If you want to drive them manually, set SSH_TEST_HOST, SSH_TEST_PORT,
SSH_TEST_RSA_SHA2_256_PORT, SSH_TEST_SSH_RSA_PORT, SSH_TEST_KBDINT_PORT,
SSH_TEST_USER, SSH_TEST_PASSWORD, and SSH_TEST_KNOWN_HOSTS, then run
asdf:test-system :ssh/integration-tests.
+ + + +
WORK TASK A - According to the testing instructions, what should be run after the environment variables are set?
WORK TASK B - Write out the portion of the testing instructions starting at "If you want" and ending at "asdf:test-system :ssh/integration-tests.".

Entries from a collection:
+ + + +
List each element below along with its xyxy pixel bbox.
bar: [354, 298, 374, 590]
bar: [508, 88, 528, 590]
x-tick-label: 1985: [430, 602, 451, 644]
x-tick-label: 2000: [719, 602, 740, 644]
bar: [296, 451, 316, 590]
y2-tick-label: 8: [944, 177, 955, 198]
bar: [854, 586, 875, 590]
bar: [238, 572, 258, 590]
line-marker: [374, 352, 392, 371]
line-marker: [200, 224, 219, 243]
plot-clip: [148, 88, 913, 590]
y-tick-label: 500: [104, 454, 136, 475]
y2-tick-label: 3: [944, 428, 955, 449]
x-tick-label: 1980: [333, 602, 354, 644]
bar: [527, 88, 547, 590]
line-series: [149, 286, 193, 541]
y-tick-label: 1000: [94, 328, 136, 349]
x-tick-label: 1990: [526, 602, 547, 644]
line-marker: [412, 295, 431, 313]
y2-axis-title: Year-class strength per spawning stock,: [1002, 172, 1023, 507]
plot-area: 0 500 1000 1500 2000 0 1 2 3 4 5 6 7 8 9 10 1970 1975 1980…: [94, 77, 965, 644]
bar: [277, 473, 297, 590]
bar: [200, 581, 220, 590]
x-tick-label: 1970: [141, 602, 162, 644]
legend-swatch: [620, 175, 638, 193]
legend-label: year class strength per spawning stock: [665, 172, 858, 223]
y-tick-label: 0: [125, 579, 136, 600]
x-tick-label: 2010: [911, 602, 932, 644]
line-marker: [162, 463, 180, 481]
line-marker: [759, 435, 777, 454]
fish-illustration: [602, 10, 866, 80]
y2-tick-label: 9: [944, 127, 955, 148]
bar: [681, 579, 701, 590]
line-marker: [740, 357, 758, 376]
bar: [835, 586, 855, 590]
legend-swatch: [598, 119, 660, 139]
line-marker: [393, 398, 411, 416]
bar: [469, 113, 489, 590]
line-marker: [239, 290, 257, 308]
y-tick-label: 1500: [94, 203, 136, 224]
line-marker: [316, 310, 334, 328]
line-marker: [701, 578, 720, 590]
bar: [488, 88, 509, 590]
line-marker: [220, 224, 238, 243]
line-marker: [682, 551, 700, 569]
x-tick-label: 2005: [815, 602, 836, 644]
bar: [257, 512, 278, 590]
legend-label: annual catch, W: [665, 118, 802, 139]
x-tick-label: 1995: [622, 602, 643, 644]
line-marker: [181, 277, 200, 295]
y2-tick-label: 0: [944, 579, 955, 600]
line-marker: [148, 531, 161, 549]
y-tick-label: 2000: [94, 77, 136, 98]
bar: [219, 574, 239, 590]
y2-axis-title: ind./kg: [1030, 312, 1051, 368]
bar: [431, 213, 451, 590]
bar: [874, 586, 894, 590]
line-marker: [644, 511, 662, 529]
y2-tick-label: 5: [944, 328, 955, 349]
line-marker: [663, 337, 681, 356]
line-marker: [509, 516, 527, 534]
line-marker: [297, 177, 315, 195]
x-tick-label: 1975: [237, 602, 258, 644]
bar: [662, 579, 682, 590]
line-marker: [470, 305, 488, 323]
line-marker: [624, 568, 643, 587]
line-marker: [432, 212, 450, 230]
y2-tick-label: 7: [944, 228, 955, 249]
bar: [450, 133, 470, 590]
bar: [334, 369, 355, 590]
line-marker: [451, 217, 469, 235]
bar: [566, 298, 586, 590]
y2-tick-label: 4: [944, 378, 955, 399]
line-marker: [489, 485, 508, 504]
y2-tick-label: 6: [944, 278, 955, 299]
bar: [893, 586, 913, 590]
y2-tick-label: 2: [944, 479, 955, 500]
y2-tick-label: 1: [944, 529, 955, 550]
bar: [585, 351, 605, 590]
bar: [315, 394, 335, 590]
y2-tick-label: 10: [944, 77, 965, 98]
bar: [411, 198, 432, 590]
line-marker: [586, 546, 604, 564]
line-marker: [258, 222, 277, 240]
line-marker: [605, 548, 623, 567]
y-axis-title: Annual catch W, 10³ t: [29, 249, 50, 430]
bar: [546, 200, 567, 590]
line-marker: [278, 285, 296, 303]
+ + + +
EXERCISE SOLUTION A - asdf:test-system :ssh/integration-tests

EXERCISE SOLUTION B -
If you want to drive them manually, set SSH_TEST_HOST, SSH_TEST_PORT,
SSH_TEST_RSA_SHA2_256_PORT, SSH_TEST_SSH_RSA_PORT, SSH_TEST_KBDINT_PORT,
SSH_TEST_USER, SSH_TEST_PASSWORD, and SSH_TEST_KNOWN_HOSTS, then run
asdf:test-system :ssh/integration-tests.